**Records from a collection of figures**
.....
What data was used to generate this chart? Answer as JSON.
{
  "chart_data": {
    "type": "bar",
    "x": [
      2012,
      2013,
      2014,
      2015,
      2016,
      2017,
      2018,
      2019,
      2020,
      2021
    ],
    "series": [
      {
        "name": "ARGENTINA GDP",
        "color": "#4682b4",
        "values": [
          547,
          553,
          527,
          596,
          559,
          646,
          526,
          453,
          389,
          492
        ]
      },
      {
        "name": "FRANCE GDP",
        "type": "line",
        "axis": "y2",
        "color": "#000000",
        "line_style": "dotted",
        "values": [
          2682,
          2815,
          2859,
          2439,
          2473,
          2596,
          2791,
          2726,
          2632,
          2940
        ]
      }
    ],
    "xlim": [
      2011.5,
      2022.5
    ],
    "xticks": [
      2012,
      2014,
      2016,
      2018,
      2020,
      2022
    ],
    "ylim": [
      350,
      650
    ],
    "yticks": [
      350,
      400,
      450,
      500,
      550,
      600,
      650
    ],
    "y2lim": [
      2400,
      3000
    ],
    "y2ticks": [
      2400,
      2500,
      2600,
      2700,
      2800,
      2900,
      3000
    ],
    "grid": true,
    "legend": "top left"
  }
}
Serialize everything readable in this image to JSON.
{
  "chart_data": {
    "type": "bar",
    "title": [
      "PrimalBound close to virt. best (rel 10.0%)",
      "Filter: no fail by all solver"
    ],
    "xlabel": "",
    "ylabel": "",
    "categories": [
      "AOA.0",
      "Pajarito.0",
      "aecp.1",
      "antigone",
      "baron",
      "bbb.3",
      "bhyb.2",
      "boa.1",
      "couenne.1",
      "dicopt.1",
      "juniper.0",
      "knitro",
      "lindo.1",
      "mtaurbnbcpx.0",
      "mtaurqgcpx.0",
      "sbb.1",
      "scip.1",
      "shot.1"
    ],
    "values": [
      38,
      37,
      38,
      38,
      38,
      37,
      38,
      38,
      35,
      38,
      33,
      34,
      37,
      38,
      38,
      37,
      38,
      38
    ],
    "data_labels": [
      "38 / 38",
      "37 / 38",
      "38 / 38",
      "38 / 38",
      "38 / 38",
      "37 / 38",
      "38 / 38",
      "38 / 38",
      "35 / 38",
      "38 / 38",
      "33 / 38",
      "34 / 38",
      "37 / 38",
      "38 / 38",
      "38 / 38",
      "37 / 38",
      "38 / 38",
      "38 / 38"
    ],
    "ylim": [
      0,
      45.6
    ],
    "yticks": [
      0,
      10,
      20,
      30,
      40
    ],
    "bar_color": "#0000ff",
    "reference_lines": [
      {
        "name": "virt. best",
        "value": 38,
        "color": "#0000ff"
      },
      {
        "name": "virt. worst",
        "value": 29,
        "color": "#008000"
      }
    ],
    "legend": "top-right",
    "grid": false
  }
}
.....
**TASK REQUIREMENTS**
Quote the data above in full, changing nothing.

**TASK RESPONSE**
What data was used to generate this chart? Answer as JSON.
{
  "chart_data": {
    "type": "bar",
    "x": [
      2012,
      2013,
      2014,
      2015,
      2016,
      2017,
      2018,
      2019,
      2020,
      2021
    ],
    "series": [
      {
        "name": "ARGENTINA GDP",
        "color": "#4682b4",
        "values": [
          547,
          553,
          527,
          596,
          559,
          646,
          526,
          453,
          389,
          492
        ]
      },
      {
        "name": "FRANCE GDP",
        "type": "line",
        "axis": "y2",
        "color": "#000000",
        "line_style": "dotted",
        "values": [
          2682,
          2815,
          2859,
          2439,
          2473,
          2596,
          2791,
          2726,
          2632,
          2940
        ]
      }
    ],
    "xlim": [
      2011.5,
      2022.5
    ],
    "xticks": [
      2012,
      2014,
      2016,
      2018,
      2020,
      2022
    ],
    "ylim": [
      350,
      650
    ],
    "yticks": [
      350,
      400,
      450,
      500,
      550,
      600,
      650
    ],
    "y2lim": [
      2400,
      3000
    ],
    "y2ticks": [
      2400,
      2500,
      2600,
      2700,
      2800,
      2900,
      3000
    ],
    "grid": true,
    "legend": "top left"
  }
}
Serialize everything readable in this image to JSON.
{
  "chart_data": {
    "type": "bar",
    "title": [
      "PrimalBound close to virt. best (rel 10.0%)",
      "Filter: no fail by all solver"
    ],
    "xlabel": "",
    "ylabel": "",
    "categories": [
      "AOA.0",
      "Pajarito.0",
      "aecp.1",
      "antigone",
      "baron",
      "bbb.3",
      "bhyb.2",
      "boa.1",
      "couenne.1",
      "dicopt.1",
      "juniper.0",
      "knitro",
      "lindo.1",
      "mtaurbnbcpx.0",
      "mtaurqgcpx.0",
      "sbb.1",
      "scip.1",
      "shot.1"
    ],
    "values": [
      38,
      37,
      38,
      38,
      38,
      37,
      38,
      38,
      35,
      38,
      33,
      34,
      37,
      38,
      38,
      37,
      38,
      38
    ],
    "data_labels": [
      "38 / 38",
      "37 / 38",
      "38 / 38",
      "38 / 38",
      "38 / 38",
      "37 / 38",
      "38 / 38",
      "38 / 38",
      "35 / 38",
      "38 / 38",
      "33 / 38",
      "34 / 38",
      "37 / 38",
      "38 / 38",
      "38 / 38",
      "37 / 38",
      "38 / 38",
      "38 / 38"
    ],
    "ylim": [
      0,
      45.6
    ],
    "yticks": [
      0,
      10,
      20,
      30,
      40
    ],
    "bar_color": "#0000ff",
    "reference_lines": [
      {
        "name": "virt. best",
        "value": 38,
        "color": "#0000ff"
      },
      {
        "name": "virt. worst",
        "value": 29,
        "color": "#008000"
      }
    ],
    "legend": "top-right",
    "grid": false
  }
}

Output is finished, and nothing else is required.